* [Task directions]: From the listing below, extract each line containing the string "ступень".

* [Records provided]:
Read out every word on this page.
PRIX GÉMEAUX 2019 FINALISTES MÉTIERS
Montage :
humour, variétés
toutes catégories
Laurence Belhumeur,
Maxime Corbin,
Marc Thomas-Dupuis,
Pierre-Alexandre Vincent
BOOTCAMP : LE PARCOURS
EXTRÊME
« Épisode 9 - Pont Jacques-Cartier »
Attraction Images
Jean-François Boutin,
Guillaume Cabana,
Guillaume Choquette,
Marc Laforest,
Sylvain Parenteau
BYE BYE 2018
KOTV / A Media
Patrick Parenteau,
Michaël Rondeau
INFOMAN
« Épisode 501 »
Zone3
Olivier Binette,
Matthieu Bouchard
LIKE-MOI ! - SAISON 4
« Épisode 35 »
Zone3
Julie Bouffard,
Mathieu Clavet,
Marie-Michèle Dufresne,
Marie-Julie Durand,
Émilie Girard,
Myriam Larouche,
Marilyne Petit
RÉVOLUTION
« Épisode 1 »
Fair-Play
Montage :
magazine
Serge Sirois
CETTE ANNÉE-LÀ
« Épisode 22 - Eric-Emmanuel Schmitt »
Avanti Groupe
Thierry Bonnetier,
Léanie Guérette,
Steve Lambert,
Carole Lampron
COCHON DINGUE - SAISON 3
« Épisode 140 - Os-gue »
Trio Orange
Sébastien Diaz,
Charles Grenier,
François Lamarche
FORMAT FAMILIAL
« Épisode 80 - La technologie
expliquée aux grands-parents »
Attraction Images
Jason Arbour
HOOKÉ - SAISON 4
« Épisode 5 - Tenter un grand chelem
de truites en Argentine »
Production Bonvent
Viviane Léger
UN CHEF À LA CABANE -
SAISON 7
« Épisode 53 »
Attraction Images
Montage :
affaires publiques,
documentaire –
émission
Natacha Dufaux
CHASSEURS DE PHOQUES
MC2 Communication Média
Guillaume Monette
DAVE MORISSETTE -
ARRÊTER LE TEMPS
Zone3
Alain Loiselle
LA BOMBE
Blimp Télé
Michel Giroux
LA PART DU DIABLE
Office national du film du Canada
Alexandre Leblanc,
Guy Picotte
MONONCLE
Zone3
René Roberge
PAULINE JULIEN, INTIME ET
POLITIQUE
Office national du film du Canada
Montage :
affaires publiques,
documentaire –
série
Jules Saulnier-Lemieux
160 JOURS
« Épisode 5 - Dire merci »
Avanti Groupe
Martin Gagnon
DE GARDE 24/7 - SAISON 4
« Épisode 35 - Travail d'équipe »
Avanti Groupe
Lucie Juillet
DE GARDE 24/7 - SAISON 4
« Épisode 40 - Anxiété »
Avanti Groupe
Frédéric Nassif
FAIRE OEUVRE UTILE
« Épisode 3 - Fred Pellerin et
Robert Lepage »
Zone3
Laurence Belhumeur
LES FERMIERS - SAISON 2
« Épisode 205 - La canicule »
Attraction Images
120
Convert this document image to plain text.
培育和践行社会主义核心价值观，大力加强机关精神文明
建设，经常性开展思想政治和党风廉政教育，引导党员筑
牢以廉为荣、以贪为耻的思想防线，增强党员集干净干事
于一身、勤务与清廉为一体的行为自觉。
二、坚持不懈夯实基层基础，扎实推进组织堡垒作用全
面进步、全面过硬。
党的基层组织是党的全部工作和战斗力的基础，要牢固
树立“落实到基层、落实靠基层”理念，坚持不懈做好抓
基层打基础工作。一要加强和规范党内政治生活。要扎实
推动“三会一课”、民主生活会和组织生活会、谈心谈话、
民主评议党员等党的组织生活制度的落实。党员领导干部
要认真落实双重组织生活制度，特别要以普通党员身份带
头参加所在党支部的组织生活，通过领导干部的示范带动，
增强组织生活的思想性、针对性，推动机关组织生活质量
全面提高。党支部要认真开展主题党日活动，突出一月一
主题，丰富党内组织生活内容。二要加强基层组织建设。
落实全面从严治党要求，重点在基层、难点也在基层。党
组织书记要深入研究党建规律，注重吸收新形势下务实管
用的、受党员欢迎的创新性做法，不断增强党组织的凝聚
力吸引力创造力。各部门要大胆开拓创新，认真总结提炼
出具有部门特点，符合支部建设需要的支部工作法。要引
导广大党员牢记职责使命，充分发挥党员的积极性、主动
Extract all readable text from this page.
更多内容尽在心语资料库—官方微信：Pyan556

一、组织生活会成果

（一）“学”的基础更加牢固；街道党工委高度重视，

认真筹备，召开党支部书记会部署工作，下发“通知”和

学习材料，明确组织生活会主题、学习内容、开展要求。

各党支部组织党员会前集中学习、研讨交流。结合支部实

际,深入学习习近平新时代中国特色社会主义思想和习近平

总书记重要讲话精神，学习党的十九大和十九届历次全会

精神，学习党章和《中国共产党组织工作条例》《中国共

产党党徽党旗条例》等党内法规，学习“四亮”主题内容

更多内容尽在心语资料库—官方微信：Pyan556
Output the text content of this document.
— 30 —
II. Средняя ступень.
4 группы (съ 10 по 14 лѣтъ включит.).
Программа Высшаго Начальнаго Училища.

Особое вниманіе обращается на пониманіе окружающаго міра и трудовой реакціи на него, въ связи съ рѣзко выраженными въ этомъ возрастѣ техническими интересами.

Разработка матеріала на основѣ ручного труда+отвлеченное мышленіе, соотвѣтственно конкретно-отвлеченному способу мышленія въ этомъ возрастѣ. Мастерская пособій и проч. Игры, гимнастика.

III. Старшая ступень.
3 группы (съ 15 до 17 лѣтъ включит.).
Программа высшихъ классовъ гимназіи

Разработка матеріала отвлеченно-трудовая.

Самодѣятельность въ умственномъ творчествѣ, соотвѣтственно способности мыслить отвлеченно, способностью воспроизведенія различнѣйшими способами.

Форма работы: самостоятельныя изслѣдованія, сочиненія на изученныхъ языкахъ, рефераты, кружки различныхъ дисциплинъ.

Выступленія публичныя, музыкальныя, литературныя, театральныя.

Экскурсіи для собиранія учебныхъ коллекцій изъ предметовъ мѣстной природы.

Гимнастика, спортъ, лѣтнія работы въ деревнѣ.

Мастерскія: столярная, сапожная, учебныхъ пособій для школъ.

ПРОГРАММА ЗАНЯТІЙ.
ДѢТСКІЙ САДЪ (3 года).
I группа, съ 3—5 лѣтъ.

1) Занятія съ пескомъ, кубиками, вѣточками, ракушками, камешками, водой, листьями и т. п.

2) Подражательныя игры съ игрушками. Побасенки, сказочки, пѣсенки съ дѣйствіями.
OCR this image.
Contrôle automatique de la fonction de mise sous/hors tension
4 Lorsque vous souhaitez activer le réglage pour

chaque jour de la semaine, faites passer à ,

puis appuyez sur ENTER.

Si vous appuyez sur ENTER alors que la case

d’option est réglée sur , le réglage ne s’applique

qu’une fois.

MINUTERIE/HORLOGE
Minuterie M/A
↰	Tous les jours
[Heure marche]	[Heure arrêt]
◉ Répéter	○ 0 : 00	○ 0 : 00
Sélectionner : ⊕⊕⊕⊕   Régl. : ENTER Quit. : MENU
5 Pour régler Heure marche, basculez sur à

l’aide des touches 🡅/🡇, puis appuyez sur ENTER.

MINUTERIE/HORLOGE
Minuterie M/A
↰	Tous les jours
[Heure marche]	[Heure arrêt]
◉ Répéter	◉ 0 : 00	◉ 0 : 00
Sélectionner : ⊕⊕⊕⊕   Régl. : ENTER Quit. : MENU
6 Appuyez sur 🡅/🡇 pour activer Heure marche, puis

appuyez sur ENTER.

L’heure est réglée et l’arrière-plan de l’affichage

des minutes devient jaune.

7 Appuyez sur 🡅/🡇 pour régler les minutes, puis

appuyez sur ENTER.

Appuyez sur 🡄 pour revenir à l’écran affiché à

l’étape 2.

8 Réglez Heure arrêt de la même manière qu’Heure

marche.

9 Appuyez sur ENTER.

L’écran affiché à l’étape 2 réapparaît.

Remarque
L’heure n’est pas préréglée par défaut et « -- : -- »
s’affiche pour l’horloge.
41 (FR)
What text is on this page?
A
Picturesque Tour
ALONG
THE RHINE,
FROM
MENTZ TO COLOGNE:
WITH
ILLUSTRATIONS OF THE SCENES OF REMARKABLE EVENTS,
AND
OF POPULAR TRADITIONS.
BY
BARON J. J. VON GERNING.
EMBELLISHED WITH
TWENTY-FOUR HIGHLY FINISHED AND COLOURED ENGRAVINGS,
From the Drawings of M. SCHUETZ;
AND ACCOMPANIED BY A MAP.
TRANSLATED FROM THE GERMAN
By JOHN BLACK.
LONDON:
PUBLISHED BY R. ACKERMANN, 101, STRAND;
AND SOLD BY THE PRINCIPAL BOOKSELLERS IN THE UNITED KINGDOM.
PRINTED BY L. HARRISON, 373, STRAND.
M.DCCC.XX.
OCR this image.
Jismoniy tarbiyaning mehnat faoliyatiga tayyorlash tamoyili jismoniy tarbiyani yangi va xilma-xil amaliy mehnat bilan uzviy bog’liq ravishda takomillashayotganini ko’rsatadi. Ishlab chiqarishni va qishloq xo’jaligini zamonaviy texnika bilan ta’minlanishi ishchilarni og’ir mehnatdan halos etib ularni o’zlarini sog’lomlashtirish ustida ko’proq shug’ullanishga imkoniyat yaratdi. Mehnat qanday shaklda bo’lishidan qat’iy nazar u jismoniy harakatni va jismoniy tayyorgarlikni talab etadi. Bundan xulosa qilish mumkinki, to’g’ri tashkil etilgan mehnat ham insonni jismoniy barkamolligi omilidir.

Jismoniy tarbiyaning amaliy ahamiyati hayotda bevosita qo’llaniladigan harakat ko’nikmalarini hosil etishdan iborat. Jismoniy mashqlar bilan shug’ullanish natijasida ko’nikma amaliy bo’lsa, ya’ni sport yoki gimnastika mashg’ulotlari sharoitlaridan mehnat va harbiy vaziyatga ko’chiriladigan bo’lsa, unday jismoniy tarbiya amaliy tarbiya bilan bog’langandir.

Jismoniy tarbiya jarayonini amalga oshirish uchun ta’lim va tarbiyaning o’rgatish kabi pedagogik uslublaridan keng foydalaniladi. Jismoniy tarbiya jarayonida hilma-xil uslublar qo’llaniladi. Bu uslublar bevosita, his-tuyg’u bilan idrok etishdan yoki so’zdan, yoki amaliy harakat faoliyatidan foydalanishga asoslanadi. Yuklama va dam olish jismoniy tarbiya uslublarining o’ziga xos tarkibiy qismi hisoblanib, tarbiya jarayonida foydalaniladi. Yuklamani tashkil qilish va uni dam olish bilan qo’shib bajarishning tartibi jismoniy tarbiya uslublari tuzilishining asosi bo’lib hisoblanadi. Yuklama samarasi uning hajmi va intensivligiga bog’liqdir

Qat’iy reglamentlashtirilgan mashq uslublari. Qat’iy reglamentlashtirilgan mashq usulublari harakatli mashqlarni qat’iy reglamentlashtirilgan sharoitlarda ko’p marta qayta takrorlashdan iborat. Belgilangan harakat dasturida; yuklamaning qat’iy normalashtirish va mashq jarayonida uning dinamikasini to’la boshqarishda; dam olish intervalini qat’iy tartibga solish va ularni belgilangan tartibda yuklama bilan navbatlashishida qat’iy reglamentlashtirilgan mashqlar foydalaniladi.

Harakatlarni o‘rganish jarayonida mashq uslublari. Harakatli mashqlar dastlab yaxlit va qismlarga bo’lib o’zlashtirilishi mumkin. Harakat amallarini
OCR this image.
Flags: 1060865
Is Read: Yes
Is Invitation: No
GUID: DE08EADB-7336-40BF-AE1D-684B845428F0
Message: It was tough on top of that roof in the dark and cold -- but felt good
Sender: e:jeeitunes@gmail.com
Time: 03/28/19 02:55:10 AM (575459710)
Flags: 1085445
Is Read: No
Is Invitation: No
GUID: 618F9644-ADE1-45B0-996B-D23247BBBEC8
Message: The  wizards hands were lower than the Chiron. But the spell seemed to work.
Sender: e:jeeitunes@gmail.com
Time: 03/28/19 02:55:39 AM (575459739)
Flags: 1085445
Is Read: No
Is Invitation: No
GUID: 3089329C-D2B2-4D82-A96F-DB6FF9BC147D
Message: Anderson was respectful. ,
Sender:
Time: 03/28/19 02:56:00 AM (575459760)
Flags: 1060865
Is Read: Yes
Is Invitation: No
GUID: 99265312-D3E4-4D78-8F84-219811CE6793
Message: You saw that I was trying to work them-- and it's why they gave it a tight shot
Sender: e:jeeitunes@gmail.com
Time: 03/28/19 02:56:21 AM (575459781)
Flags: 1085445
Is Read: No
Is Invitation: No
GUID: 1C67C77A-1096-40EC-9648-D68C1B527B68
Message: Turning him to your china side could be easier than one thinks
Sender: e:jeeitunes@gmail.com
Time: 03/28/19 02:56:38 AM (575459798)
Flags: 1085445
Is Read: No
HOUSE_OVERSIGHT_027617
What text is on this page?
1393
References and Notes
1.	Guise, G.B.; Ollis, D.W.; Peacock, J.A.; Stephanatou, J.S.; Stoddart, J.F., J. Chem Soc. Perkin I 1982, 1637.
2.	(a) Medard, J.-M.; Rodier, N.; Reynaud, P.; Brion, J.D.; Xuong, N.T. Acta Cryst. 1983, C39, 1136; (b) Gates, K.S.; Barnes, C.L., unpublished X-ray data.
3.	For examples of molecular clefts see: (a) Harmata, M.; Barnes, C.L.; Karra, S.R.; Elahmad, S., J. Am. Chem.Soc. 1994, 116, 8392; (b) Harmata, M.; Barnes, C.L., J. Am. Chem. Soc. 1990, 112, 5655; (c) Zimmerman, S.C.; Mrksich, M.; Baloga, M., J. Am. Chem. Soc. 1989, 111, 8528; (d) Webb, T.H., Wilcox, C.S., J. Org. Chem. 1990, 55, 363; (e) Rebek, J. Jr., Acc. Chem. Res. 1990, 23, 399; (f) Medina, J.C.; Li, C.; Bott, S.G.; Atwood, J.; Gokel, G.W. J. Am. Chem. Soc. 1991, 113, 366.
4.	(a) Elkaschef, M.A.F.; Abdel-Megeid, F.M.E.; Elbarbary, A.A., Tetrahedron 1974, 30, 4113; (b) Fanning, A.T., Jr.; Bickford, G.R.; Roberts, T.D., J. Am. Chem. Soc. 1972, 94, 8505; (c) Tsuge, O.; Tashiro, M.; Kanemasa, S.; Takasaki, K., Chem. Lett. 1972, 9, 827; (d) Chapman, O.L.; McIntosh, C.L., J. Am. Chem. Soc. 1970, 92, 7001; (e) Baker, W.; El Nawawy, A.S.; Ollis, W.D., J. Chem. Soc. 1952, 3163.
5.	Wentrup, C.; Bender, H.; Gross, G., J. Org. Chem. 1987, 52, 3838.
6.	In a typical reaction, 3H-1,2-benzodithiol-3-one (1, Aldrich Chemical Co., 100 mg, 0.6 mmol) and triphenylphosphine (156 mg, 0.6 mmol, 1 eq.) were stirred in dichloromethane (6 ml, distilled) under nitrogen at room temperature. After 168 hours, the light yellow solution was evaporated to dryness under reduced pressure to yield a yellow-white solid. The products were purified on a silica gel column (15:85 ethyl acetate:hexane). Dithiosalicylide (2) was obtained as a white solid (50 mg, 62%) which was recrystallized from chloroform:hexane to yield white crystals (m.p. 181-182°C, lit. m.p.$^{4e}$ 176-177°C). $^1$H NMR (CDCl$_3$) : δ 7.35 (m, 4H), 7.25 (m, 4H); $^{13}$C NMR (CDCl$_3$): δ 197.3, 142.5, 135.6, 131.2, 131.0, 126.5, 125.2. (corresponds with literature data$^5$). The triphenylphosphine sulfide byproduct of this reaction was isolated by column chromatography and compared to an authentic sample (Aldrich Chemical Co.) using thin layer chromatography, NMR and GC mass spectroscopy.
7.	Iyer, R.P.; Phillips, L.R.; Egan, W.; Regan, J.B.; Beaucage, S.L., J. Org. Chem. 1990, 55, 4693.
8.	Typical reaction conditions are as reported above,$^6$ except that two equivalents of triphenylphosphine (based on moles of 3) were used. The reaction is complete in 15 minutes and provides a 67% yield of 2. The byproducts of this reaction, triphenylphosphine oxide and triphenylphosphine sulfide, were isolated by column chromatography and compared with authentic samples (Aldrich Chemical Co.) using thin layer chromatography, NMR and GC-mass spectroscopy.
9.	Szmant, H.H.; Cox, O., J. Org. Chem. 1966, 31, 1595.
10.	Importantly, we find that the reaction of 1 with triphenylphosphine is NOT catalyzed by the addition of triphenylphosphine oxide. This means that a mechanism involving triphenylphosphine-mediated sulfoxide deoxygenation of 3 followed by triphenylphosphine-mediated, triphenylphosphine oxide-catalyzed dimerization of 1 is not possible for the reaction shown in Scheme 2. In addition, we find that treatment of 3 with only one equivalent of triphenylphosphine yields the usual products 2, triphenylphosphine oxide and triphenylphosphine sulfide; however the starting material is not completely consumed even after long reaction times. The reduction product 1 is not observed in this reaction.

* [Response to this task]:
II. Средняя ступень.
III. Старшая ступень.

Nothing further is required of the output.